Extend the passage on Parmigianino's painting, picking up right after its last sentence.

Text:
________________________

Gould comments that the Virgin, "looked at through half-shut eyes, seems to resemble a root vegetable", perhaps hoping to suggest something organic about her pictorial composition. It seems much more likely, however, that Parmigianino would not have expected his audience to view his work in this way. The elongated neck seems to have been conceived of rather in the spirit of grace and elegance (or, perhaps, in a mood of mischief if one reads into it a hint of sacred eroticism). Gould proceeds by saying that "the picture hangs together so perfectly that the eye may not immediately perceive subtleties such as the way the green curtain, curving downward, and Saint Catherine's yellow draperies, curving upward, accentuate her alert and intelligent beauty, or how the doorway in the centre of the background frames both the mysterious figures in front of it, and also the central event of the picture - the exchange of the ring." This ring in fact echoes the one in the convex self-portrait, continuing Parmigianino's motif of bejewelling the focal points of his pictures.

________________________

Collected material:
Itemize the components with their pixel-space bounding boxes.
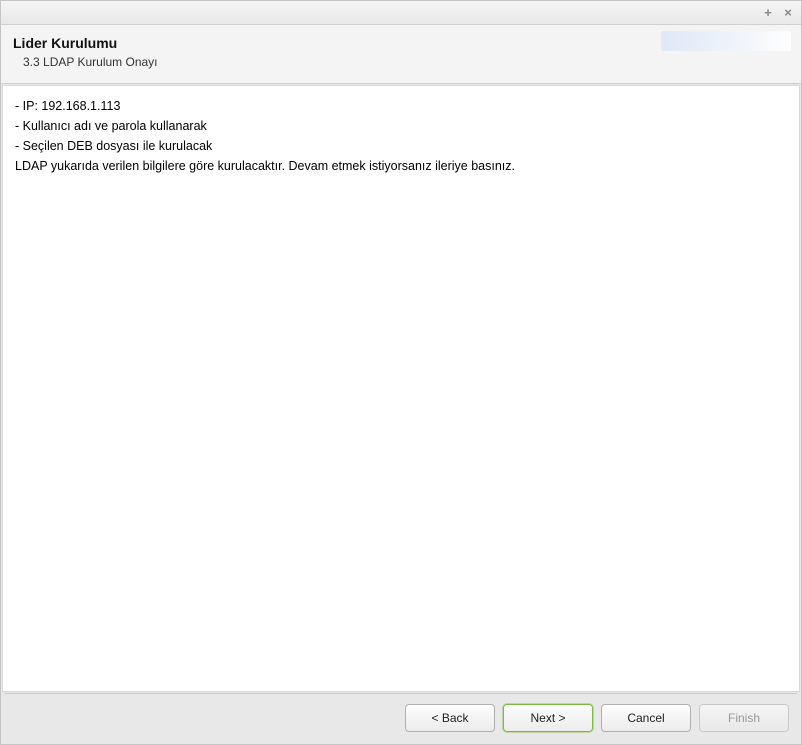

________________________

Exercise result:
Of perhaps most importance is this painting's feeling of liberty and freedom in its brushstrokes, broader and quicker and more impressionistic than High-Renaissance tastes would allow in a Raphael or a Leonardo. Parmigianino, in his confident mature-phase, manages great pictorial harmony whilst also exploring the radical flourishes of the Mannerist sensibility.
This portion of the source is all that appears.